**Rows:**
-- start --

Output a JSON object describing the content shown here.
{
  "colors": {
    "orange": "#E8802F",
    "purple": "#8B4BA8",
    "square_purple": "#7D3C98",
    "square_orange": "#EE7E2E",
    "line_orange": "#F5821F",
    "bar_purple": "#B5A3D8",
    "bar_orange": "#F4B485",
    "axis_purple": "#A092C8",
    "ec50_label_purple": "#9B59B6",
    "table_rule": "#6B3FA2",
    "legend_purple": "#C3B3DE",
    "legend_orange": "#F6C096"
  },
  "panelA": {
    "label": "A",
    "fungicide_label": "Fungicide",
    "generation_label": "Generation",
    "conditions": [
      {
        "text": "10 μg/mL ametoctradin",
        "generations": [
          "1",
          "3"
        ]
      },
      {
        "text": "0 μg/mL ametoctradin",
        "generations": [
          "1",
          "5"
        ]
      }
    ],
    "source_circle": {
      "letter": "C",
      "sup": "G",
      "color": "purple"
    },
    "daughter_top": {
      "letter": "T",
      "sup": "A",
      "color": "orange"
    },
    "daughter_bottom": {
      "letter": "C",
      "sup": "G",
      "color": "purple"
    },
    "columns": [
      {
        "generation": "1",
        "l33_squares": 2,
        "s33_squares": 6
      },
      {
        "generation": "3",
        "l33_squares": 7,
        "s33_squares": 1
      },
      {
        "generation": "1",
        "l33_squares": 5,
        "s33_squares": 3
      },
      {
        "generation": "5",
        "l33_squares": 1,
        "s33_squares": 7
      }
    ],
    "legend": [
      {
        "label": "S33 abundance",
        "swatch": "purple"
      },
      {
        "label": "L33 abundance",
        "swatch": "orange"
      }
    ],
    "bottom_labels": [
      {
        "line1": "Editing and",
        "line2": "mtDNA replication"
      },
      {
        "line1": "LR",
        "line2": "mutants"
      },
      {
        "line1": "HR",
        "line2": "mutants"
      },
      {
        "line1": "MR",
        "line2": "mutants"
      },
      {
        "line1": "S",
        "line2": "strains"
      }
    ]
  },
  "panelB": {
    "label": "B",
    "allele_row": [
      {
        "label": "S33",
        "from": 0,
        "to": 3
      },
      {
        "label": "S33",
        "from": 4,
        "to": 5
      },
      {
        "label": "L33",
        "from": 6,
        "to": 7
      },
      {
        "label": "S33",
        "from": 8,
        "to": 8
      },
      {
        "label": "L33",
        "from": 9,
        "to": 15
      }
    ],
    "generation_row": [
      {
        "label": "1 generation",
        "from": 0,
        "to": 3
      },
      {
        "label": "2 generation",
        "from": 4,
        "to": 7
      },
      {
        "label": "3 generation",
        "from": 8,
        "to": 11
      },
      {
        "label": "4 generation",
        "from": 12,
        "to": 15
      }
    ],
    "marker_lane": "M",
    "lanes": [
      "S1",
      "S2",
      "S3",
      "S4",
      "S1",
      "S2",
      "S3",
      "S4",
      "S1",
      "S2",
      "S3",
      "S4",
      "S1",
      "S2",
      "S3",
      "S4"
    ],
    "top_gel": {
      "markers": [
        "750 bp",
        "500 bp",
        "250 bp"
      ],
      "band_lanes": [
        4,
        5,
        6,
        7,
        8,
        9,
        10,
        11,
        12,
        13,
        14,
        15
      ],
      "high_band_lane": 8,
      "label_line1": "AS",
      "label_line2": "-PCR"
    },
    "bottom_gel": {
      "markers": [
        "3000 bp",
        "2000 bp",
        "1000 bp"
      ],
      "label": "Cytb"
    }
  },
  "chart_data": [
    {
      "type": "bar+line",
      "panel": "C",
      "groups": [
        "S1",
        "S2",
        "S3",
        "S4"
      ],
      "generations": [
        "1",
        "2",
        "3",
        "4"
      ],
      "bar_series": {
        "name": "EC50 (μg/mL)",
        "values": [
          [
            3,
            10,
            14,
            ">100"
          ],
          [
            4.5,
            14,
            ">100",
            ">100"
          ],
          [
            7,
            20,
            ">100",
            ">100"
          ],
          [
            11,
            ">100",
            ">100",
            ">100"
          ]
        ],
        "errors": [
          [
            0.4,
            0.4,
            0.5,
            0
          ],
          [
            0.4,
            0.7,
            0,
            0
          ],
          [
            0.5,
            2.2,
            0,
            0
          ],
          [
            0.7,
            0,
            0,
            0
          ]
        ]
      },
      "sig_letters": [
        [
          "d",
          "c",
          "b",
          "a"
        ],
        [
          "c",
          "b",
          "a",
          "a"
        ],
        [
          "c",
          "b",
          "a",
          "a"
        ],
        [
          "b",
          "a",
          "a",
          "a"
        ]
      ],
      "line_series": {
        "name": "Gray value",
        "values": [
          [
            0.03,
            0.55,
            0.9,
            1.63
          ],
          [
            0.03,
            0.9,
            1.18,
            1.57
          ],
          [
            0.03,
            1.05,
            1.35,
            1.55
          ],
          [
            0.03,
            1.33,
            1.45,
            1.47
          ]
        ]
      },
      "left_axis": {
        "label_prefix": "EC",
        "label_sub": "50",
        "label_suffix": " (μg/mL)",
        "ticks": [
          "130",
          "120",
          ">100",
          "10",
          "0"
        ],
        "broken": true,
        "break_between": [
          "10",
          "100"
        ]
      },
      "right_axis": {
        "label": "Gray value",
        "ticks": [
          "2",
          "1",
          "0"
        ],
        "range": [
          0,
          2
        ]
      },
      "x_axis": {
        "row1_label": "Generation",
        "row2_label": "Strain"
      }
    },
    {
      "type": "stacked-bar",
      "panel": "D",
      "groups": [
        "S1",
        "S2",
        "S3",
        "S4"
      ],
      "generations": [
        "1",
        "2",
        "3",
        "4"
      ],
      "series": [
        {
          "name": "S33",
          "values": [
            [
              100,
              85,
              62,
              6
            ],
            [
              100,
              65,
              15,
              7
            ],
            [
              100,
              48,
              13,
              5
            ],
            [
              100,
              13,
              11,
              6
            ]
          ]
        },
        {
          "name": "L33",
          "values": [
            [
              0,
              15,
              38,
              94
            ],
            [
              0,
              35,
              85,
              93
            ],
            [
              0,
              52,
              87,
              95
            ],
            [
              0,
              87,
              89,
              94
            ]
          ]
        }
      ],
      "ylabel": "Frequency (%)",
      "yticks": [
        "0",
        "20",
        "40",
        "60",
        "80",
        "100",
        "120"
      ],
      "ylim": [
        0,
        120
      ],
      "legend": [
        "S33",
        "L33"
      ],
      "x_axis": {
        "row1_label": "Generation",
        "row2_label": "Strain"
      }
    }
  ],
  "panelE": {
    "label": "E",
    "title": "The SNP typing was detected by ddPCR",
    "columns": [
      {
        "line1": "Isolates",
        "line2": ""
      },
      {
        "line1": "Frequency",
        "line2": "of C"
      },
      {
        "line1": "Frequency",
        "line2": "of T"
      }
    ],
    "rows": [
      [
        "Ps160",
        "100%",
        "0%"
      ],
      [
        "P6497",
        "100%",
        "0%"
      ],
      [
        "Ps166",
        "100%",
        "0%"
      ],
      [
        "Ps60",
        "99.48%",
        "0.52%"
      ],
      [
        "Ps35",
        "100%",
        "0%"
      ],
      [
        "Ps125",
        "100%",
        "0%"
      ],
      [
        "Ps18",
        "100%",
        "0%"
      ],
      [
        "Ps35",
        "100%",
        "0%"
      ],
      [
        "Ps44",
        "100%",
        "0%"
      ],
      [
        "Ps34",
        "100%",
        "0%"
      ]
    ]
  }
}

-- end --

Restate the data above word for word, please.

**The completed task:**
Output a JSON object describing the content shown here.
{
  "colors": {
    "orange": "#E8802F",
    "purple": "#8B4BA8",
    "square_purple": "#7D3C98",
    "square_orange": "#EE7E2E",
    "line_orange": "#F5821F",
    "bar_purple": "#B5A3D8",
    "bar_orange": "#F4B485",
    "axis_purple": "#A092C8",
    "ec50_label_purple": "#9B59B6",
    "table_rule": "#6B3FA2",
    "legend_purple": "#C3B3DE",
    "legend_orange": "#F6C096"
  },
  "panelA": {
    "label": "A",
    "fungicide_label": "Fungicide",
    "generation_label": "Generation",
    "conditions": [
      {
        "text": "10 μg/mL ametoctradin",
        "generations": [
          "1",
          "3"
        ]
      },
      {
        "text": "0 μg/mL ametoctradin",
        "generations": [
          "1",
          "5"
        ]
      }
    ],
    "source_circle": {
      "letter": "C",
      "sup": "G",
      "color": "purple"
    },
    "daughter_top": {
      "letter": "T",
      "sup": "A",
      "color": "orange"
    },
    "daughter_bottom": {
      "letter": "C",
      "sup": "G",
      "color": "purple"
    },
    "columns": [
      {
        "generation": "1",
        "l33_squares": 2,
        "s33_squares": 6
      },
      {
        "generation": "3",
        "l33_squares": 7,
        "s33_squares": 1
      },
      {
        "generation": "1",
        "l33_squares": 5,
        "s33_squares": 3
      },
      {
        "generation": "5",
        "l33_squares": 1,
        "s33_squares": 7
      }
    ],
    "legend": [
      {
        "label": "S33 abundance",
        "swatch": "purple"
      },
      {
        "label": "L33 abundance",
        "swatch": "orange"
      }
    ],
    "bottom_labels": [
      {
        "line1": "Editing and",
        "line2": "mtDNA replication"
      },
      {
        "line1": "LR",
        "line2": "mutants"
      },
      {
        "line1": "HR",
        "line2": "mutants"
      },
      {
        "line1": "MR",
        "line2": "mutants"
      },
      {
        "line1": "S",
        "line2": "strains"
      }
    ]
  },
  "panelB": {
    "label": "B",
    "allele_row": [
      {
        "label": "S33",
        "from": 0,
        "to": 3
      },
      {
        "label": "S33",
        "from": 4,
        "to": 5
      },
      {
        "label": "L33",
        "from": 6,
        "to": 7
      },
      {
        "label": "S33",
        "from": 8,
        "to": 8
      },
      {
        "label": "L33",
        "from": 9,
        "to": 15
      }
    ],
    "generation_row": [
      {
        "label": "1 generation",
        "from": 0,
        "to": 3
      },
      {
        "label": "2 generation",
        "from": 4,
        "to": 7
      },
      {
        "label": "3 generation",
        "from": 8,
        "to": 11
      },
      {
        "label": "4 generation",
        "from": 12,
        "to": 15
      }
    ],
    "marker_lane": "M",
    "lanes": [
      "S1",
      "S2",
      "S3",
      "S4",
      "S1",
      "S2",
      "S3",
      "S4",
      "S1",
      "S2",
      "S3",
      "S4",
      "S1",
      "S2",
      "S3",
      "S4"
    ],
    "top_gel": {
      "markers": [
        "750 bp",
        "500 bp",
        "250 bp"
      ],
      "band_lanes": [
        4,
        5,
        6,
        7,
        8,
        9,
        10,
        11,
        12,
        13,
        14,
        15
      ],
      "high_band_lane": 8,
      "label_line1": "AS",
      "label_line2": "-PCR"
    },
    "bottom_gel": {
      "markers": [
        "3000 bp",
        "2000 bp",
        "1000 bp"
      ],
      "label": "Cytb"
    }
  },
  "chart_data": [
    {
      "type": "bar+line",
      "panel": "C",
      "groups": [
        "S1",
        "S2",
        "S3",
        "S4"
      ],
      "generations": [
        "1",
        "2",
        "3",
        "4"
      ],
      "bar_series": {
        "name": "EC50 (μg/mL)",
        "values": [
          [
            3,
            10,
            14,
            ">100"
          ],
          [
            4.5,
            14,
            ">100",
            ">100"
          ],
          [
            7,
            20,
            ">100",
            ">100"
          ],
          [
            11,
            ">100",
            ">100",
            ">100"
          ]
        ],
        "errors": [
          [
            0.4,
            0.4,
            0.5,
            0
          ],
          [
            0.4,
            0.7,
            0,
            0
          ],
          [
            0.5,
            2.2,
            0,
            0
          ],
          [
            0.7,
            0,
            0,
            0
          ]
        ]
      },
      "sig_letters": [
        [
          "d",
          "c",
          "b",
          "a"
        ],
        [
          "c",
          "b",
          "a",
          "a"
        ],
        [
          "c",
          "b",
          "a",
          "a"
        ],
        [
          "b",
          "a",
          "a",
          "a"
        ]
      ],
      "line_series": {
        "name": "Gray value",
        "values": [
          [
            0.03,
            0.55,
            0.9,
            1.63
          ],
          [
            0.03,
            0.9,
            1.18,
            1.57
          ],
          [
            0.03,
            1.05,
            1.35,
            1.55
          ],
          [
            0.03,
            1.33,
            1.45,
            1.47
          ]
        ]
      },
      "left_axis": {
        "label_prefix": "EC",
        "label_sub": "50",
        "label_suffix": " (μg/mL)",
        "ticks": [
          "130",
          "120",
          ">100",
          "10",
          "0"
        ],
        "broken": true,
        "break_between": [
          "10",
          "100"
        ]
      },
      "right_axis": {
        "label": "Gray value",
        "ticks": [
          "2",
          "1",
          "0"
        ],
        "range": [
          0,
          2
        ]
      },
      "x_axis": {
        "row1_label": "Generation",
        "row2_label": "Strain"
      }
    },
    {
      "type": "stacked-bar",
      "panel": "D",
      "groups": [
        "S1",
        "S2",
        "S3",
        "S4"
      ],
      "generations": [
        "1",
        "2",
        "3",
        "4"
      ],
      "series": [
        {
          "name": "S33",
          "values": [
            [
              100,
              85,
              62,
              6
            ],
            [
              100,
              65,
              15,
              7
            ],
            [
              100,
              48,
              13,
              5
            ],
            [
              100,
              13,
              11,
              6
            ]
          ]
        },
        {
          "name": "L33",
          "values": [
            [
              0,
              15,
              38,
              94
            ],
            [
              0,
              35,
              85,
              93
            ],
            [
              0,
              52,
              87,
              95
            ],
            [
              0,
              87,
              89,
              94
            ]
          ]
        }
      ],
      "ylabel": "Frequency (%)",
      "yticks": [
        "0",
        "20",
        "40",
        "60",
        "80",
        "100",
        "120"
      ],
      "ylim": [
        0,
        120
      ],
      "legend": [
        "S33",
        "L33"
      ],
      "x_axis": {
        "row1_label": "Generation",
        "row2_label": "Strain"
      }
    }
  ],
  "panelE": {
    "label": "E",
    "title": "The SNP typing was detected by ddPCR",
    "columns": [
      {
        "line1": "Isolates",
        "line2": ""
      },
      {
        "line1": "Frequency",
        "line2": "of C"
      },
      {
        "line1": "Frequency",
        "line2": "of T"
      }
    ],
    "rows": [
      [
        "Ps160",
        "100%",
        "0%"
      ],
      [
        "P6497",
        "100%",
        "0%"
      ],
      [
        "Ps166",
        "100%",
        "0%"
      ],
      [
        "Ps60",
        "99.48%",
        "0.52%"
      ],
      [
        "Ps35",
        "100%",
        "0%"
      ],
      [
        "Ps125",
        "100%",
        "0%"
      ],
      [
        "Ps18",
        "100%",
        "0%"
      ],
      [
        "Ps35",
        "100%",
        "0%"
      ],
      [
        "Ps44",
        "100%",
        "0%"
      ],
      [
        "Ps34",
        "100%",
        "0%"
      ]
    ]
  }
}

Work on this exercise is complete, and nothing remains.